▶ _TASK TO COMPLETE_: Copy all the material that follows, keeping every character the same.

--------------------------------

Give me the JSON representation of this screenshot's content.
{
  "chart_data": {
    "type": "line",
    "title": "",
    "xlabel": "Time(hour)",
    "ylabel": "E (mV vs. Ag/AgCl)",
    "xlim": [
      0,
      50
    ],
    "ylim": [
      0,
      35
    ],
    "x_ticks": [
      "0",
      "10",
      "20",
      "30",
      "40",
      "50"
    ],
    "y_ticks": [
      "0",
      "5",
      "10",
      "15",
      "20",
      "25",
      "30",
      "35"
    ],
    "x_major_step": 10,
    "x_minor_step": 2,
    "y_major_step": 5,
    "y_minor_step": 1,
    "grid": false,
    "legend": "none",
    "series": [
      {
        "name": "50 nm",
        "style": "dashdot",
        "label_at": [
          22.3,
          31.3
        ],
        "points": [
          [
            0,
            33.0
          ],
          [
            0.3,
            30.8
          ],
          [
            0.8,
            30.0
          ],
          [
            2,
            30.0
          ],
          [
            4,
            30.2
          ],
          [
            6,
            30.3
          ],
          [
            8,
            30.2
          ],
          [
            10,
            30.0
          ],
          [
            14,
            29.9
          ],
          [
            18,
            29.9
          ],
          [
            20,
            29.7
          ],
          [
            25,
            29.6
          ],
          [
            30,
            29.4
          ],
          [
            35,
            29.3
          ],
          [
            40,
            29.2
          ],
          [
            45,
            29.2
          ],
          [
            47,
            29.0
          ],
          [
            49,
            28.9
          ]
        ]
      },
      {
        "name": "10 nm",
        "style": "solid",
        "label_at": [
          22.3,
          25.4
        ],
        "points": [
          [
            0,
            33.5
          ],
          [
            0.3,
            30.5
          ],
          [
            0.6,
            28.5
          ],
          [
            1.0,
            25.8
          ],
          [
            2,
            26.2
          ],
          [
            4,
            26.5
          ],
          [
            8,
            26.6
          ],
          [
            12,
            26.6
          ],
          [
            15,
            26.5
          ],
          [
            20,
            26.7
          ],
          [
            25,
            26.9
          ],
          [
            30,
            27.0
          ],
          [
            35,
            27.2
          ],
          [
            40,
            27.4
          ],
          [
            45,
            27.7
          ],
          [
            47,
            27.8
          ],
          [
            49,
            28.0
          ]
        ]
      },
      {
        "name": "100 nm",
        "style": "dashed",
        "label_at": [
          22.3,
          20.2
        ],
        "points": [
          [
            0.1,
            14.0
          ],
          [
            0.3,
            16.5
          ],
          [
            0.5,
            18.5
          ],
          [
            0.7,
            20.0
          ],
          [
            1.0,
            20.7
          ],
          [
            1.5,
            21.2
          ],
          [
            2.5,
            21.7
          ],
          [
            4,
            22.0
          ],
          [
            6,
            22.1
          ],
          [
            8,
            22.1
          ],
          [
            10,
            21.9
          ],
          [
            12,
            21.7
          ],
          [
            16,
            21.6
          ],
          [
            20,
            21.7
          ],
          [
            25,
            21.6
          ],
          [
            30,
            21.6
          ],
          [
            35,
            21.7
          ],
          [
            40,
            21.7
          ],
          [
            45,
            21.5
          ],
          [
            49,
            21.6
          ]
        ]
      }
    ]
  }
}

--------------------------------

▶ _FULL ANSWER_:
Give me the JSON representation of this screenshot's content.
{
  "chart_data": {
    "type": "line",
    "title": "",
    "xlabel": "Time(hour)",
    "ylabel": "E (mV vs. Ag/AgCl)",
    "xlim": [
      0,
      50
    ],
    "ylim": [
      0,
      35
    ],
    "x_ticks": [
      "0",
      "10",
      "20",
      "30",
      "40",
      "50"
    ],
    "y_ticks": [
      "0",
      "5",
      "10",
      "15",
      "20",
      "25",
      "30",
      "35"
    ],
    "x_major_step": 10,
    "x_minor_step": 2,
    "y_major_step": 5,
    "y_minor_step": 1,
    "grid": false,
    "legend": "none",
    "series": [
      {
        "name": "50 nm",
        "style": "dashdot",
        "label_at": [
          22.3,
          31.3
        ],
        "points": [
          [
            0,
            33.0
          ],
          [
            0.3,
            30.8
          ],
          [
            0.8,
            30.0
          ],
          [
            2,
            30.0
          ],
          [
            4,
            30.2
          ],
          [
            6,
            30.3
          ],
          [
            8,
            30.2
          ],
          [
            10,
            30.0
          ],
          [
            14,
            29.9
          ],
          [
            18,
            29.9
          ],
          [
            20,
            29.7
          ],
          [
            25,
            29.6
          ],
          [
            30,
            29.4
          ],
          [
            35,
            29.3
          ],
          [
            40,
            29.2
          ],
          [
            45,
            29.2
          ],
          [
            47,
            29.0
          ],
          [
            49,
            28.9
          ]
        ]
      },
      {
        "name": "10 nm",
        "style": "solid",
        "label_at": [
          22.3,
          25.4
        ],
        "points": [
          [
            0,
            33.5
          ],
          [
            0.3,
            30.5
          ],
          [
            0.6,
            28.5
          ],
          [
            1.0,
            25.8
          ],
          [
            2,
            26.2
          ],
          [
            4,
            26.5
          ],
          [
            8,
            26.6
          ],
          [
            12,
            26.6
          ],
          [
            15,
            26.5
          ],
          [
            20,
            26.7
          ],
          [
            25,
            26.9
          ],
          [
            30,
            27.0
          ],
          [
            35,
            27.2
          ],
          [
            40,
            27.4
          ],
          [
            45,
            27.7
          ],
          [
            47,
            27.8
          ],
          [
            49,
            28.0
          ]
        ]
      },
      {
        "name": "100 nm",
        "style": "dashed",
        "label_at": [
          22.3,
          20.2
        ],
        "points": [
          [
            0.1,
            14.0
          ],
          [
            0.3,
            16.5
          ],
          [
            0.5,
            18.5
          ],
          [
            0.7,
            20.0
          ],
          [
            1.0,
            20.7
          ],
          [
            1.5,
            21.2
          ],
          [
            2.5,
            21.7
          ],
          [
            4,
            22.0
          ],
          [
            6,
            22.1
          ],
          [
            8,
            22.1
          ],
          [
            10,
            21.9
          ],
          [
            12,
            21.7
          ],
          [
            16,
            21.6
          ],
          [
            20,
            21.7
          ],
          [
            25,
            21.6
          ],
          [
            30,
            21.6
          ],
          [
            35,
            21.7
          ],
          [
            40,
            21.7
          ],
          [
            45,
            21.5
          ],
          [
            49,
            21.6
          ]
        ]
      }
    ]
  }
}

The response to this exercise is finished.